**ARTIKEL**
************

Eine „Rennpappe“ der ExtraklasseKölner Brüder erwecken einen Trabi wieder zum Leben
Köln – Für Millionen DDR-Bürger war das erste Auto selbstverständlich ein Trabant. Schließlich hatte der „Trabi“ im Osten einen ähnlichen Status wie der VW-Käfer im Westen. Auch Norman und Tibor Gehroldt werden einmal sagen können, dass ihr erstes Auto ein Trabant war.
Damit genießen die 16 und 18 Jahre alten Brüder aus Roggendorf allerdings Sonderstatus. Der als „Rennpappe“ verspottete Kleinwagen aus dem „VEB Sachsenring Automobilwerke Zwickau“ ist mittlerweile selten geworden. Noch dazu haben die beiden Jungs ihren aquarienblauen Kombi mit der Kunststoffverkleidung und dem dröhnenden Zweitakt-Motor eigenhändig fahrtüchtig gemacht – unter Anleitung ihres Vaters, der im thüringischen Gera aufwuchs, selbstverständlich als erstes Auto einen Trabi fuhr und heute gleich mehrere Exemplare sein Eigen nennt. Mittlerweile gehört auch ein Zelt-Caravan „Rhön Universal“ aus dem Jahr 1989 zum familieneigenen Fuhrpark sozialistischer Prägung.

************

Schreiben Sie den Artikel über die beiden Roggendorfer Brüder und ihren Trabant im Anschluss an seinen letzten Satz weiter.

**GEGEBENE DATEN**
************

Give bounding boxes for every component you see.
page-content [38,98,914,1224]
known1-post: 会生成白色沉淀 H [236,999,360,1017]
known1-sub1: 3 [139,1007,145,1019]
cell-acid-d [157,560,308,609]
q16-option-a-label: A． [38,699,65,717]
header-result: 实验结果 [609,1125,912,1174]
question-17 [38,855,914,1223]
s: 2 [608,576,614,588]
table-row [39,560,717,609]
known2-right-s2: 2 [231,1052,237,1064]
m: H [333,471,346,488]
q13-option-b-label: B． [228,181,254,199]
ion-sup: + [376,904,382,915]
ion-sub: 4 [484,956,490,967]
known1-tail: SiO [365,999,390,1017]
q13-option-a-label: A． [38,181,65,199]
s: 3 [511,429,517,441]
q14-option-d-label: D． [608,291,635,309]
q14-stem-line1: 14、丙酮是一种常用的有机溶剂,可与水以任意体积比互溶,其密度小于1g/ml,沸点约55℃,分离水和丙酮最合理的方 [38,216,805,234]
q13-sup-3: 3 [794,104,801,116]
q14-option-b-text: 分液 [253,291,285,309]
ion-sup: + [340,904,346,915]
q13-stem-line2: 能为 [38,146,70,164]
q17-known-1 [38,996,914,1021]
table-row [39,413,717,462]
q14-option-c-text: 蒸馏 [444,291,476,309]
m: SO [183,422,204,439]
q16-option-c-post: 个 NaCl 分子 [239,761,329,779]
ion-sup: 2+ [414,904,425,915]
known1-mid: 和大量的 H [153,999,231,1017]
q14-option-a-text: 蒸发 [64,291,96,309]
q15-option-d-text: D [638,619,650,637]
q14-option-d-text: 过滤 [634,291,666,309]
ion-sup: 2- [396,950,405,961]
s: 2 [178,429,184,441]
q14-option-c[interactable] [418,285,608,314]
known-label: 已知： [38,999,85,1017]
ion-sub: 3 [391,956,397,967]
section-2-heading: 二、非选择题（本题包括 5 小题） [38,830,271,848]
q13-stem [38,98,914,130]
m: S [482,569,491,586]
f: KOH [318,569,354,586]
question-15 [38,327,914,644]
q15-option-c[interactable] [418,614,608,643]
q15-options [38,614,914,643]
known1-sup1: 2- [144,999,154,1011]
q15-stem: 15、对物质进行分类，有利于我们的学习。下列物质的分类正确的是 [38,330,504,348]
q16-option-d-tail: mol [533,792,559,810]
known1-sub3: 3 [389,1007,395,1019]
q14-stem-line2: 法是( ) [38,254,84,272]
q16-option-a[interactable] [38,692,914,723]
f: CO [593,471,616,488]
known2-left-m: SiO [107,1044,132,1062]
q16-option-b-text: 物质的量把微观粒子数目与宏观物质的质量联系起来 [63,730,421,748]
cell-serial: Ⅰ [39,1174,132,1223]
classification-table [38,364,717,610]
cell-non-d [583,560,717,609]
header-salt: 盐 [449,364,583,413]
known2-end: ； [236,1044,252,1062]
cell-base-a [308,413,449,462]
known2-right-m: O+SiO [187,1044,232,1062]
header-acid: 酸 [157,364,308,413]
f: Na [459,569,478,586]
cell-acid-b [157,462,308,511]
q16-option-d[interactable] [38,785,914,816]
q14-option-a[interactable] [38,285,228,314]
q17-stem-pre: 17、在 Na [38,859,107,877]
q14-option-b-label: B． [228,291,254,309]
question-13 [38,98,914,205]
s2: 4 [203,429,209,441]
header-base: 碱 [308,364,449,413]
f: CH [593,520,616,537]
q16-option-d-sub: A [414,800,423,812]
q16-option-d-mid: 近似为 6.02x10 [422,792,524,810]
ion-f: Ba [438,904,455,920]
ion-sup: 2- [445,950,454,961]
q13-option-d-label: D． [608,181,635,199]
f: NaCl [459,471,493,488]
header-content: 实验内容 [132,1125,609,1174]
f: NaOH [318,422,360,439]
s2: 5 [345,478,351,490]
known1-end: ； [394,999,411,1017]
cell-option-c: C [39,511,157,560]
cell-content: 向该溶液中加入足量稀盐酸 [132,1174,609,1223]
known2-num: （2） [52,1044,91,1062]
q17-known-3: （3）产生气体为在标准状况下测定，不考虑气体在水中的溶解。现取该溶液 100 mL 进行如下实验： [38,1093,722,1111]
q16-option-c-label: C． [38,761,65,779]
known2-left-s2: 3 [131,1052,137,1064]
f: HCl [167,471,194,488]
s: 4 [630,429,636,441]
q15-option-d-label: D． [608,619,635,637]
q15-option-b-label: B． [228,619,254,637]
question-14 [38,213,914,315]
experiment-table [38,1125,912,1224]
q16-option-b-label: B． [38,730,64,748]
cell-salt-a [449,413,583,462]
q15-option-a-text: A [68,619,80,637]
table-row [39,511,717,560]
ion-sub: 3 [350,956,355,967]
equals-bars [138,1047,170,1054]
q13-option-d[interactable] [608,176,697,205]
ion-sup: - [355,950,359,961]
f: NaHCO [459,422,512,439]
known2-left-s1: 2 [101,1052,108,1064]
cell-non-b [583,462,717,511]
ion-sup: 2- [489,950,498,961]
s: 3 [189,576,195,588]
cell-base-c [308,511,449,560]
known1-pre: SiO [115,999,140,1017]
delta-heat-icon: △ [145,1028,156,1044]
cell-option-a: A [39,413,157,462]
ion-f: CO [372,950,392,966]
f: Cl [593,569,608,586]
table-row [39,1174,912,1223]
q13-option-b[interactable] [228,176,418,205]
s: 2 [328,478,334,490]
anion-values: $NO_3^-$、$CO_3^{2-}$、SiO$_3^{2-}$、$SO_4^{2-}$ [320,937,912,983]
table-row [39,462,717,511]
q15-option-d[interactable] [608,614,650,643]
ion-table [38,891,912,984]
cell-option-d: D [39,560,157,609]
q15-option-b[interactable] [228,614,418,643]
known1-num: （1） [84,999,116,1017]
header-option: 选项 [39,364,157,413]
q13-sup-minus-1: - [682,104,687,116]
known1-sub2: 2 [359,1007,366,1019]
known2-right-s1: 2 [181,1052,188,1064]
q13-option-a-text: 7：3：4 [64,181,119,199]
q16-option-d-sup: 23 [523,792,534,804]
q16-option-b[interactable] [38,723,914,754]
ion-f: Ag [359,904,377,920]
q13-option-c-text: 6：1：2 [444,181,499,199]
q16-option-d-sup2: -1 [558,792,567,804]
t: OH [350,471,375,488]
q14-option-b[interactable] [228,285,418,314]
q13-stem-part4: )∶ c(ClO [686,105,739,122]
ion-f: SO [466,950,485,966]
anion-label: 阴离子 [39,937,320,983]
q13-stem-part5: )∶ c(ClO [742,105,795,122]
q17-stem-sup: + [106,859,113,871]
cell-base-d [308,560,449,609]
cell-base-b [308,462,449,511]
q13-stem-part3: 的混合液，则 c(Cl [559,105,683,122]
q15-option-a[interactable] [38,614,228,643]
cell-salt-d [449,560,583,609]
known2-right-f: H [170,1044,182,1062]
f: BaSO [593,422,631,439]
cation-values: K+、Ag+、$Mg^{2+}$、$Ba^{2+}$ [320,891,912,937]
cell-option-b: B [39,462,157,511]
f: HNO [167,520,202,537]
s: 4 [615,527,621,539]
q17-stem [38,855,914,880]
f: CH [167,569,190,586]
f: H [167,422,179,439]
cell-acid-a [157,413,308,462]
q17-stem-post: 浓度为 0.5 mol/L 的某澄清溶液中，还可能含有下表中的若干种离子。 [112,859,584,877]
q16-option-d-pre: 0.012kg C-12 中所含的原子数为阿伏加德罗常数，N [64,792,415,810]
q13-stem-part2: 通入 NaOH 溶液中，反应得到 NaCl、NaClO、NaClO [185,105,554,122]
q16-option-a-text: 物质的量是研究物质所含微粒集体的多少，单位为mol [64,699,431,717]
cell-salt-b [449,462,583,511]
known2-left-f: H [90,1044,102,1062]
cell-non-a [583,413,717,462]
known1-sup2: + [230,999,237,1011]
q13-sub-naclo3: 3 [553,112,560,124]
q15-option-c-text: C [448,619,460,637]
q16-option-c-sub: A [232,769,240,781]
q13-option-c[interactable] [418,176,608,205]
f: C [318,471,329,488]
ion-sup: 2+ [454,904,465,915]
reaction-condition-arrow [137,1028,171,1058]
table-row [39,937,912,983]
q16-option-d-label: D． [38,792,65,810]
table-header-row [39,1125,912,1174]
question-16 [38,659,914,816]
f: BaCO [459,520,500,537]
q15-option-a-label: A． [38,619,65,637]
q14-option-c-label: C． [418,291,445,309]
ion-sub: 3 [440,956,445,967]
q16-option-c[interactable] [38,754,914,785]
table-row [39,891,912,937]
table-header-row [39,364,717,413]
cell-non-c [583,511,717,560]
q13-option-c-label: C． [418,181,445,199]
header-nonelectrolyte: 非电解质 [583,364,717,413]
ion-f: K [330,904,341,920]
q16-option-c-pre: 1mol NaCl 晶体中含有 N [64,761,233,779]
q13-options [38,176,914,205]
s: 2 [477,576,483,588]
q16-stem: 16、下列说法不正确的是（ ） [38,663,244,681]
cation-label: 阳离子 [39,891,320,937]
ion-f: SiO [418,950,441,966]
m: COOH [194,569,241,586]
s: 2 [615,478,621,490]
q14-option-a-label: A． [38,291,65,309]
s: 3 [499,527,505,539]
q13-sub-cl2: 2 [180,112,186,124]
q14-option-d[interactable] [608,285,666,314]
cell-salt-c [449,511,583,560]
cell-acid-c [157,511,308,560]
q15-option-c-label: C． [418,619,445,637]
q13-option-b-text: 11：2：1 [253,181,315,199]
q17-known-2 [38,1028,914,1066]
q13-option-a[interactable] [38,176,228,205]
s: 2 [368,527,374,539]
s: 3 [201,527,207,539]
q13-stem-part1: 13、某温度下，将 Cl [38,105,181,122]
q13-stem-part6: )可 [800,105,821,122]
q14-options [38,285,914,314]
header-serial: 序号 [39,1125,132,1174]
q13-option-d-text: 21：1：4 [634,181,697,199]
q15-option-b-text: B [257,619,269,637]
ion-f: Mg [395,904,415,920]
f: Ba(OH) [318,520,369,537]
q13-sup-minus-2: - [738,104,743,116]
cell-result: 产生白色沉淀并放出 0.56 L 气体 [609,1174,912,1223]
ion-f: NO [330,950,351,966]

************

**RICHTIGE ANTWORT**
Deshalb haben wir ihn:
Norman: Wir sind in Köln aufgewachsen und hätten von daher eigentlich wenig Verbindung zu DDR-Autos gehabt. Aber unser Vater besitzt unter anderem einen Trabi aus dem Baujahr 1960, mit dem er regelmäßig in seine Heimatstadt Gera fährt. Wir wurden von ihm quasi von Geburt an an das Thema herangeführt.
Tibor: Die Frage war nicht, ob wir einen Trabant haben wollen, sondern welchen. Soll es einer sein, den wir mit Spoiler oder Ähnlichem an unsere Bedürfnisse anpassen wollen? Oder wollen wir lieber einen Originalgetreuen haben? Wir haben uns für einen Originalen entschieden, weil wir das einfach schöner fanden.
Norman: Auf Instagram sieht man oft verbastelte Trabis, die tiefer gelegt wurden und irgendwelche Chromfelgen haben. Da stehe ich nicht so drauf. Wir sind ja auch nicht so die auffälligen Kerle, tragen eher schlichte Klamotten.
Das kann er:
Tibor: Ich finde das Design schon kultig. Und es ist ein Auto, an dem man viel selbst rumschrauben kann. Wir haben das Auto in einer Scheune in Gera verkehrstüchtig gemacht, das kann man mit modernen Autos nicht so ohne Weiteres. Ich finde es einfach cool, ein Auto aufzubauen, da habe ich dann selbst was geschafft.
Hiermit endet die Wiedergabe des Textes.